## Direction
Can you transcribe every line exactly and leave the pictures behind?

###

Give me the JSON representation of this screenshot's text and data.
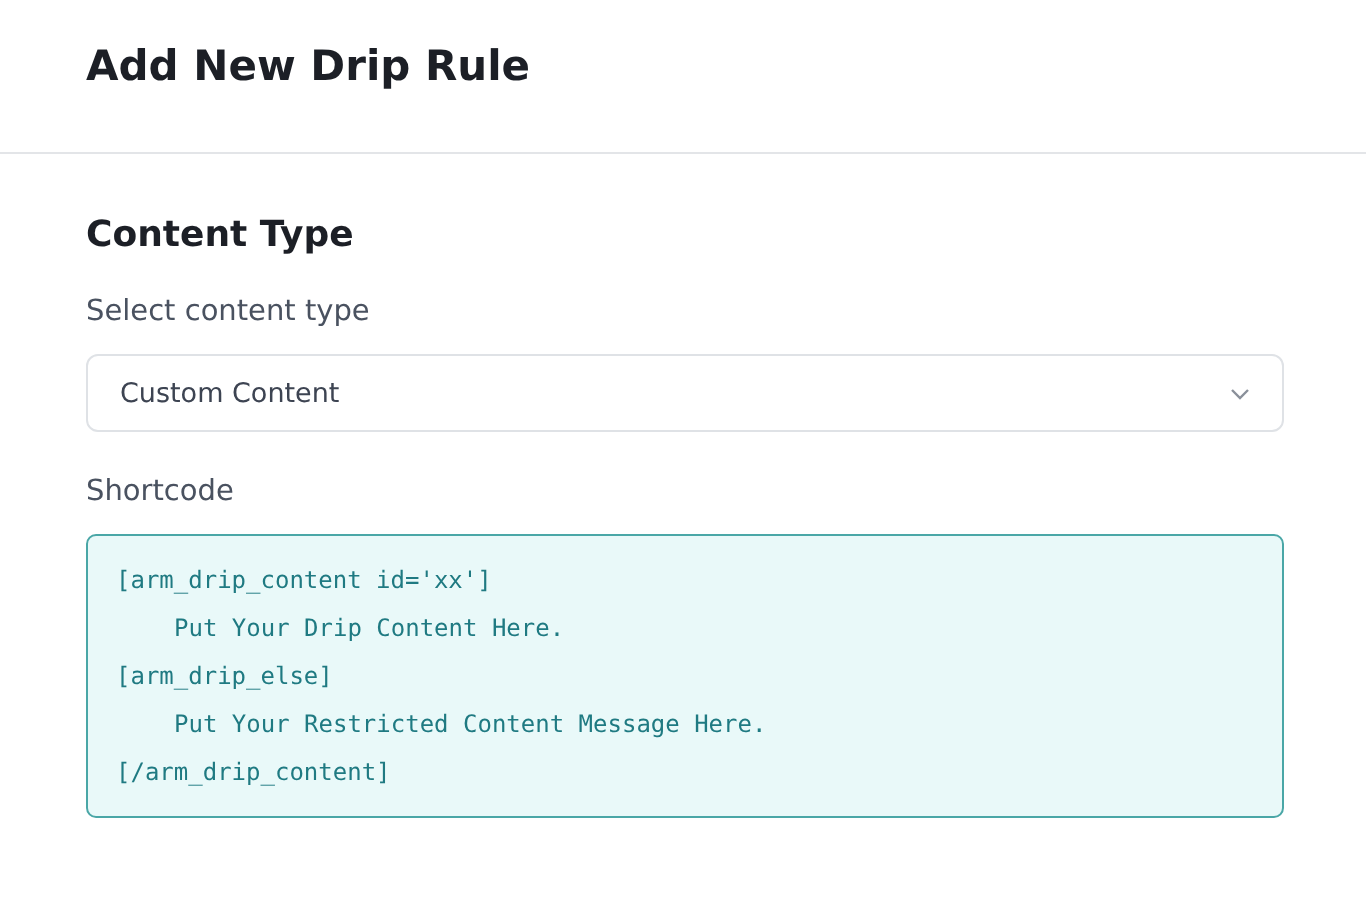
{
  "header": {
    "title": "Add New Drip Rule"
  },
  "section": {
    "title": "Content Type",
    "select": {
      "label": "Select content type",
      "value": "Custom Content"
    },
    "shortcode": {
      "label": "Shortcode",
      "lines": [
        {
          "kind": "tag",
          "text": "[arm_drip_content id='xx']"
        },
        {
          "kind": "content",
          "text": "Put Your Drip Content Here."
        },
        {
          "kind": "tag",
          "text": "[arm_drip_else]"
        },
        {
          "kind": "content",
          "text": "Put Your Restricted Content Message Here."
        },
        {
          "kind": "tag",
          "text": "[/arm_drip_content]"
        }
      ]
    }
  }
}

###

## Solved exercise
Give me the JSON representation of this screenshot's text and data.
{
  "header": {
    "title": "Add New Drip Rule"
  },
  "section": {
    "title": "Content Type",
    "select": {
      "label": "Select content type",
      "value": "Custom Content"
    },
    "shortcode": {
      "label": "Shortcode",
      "lines": [
        {
          "kind": "tag",
          "text": "[arm_drip_content id='xx']"
        },
        {
          "kind": "content",
          "text": "Put Your Drip Content Here."
        },
        {
          "kind": "tag",
          "text": "[arm_drip_else]"
        },
        {
          "kind": "content",
          "text": "Put Your Restricted Content Message Here."
        },
        {
          "kind": "tag",
          "text": "[/arm_drip_content]"
        }
      ]
    }
  }
}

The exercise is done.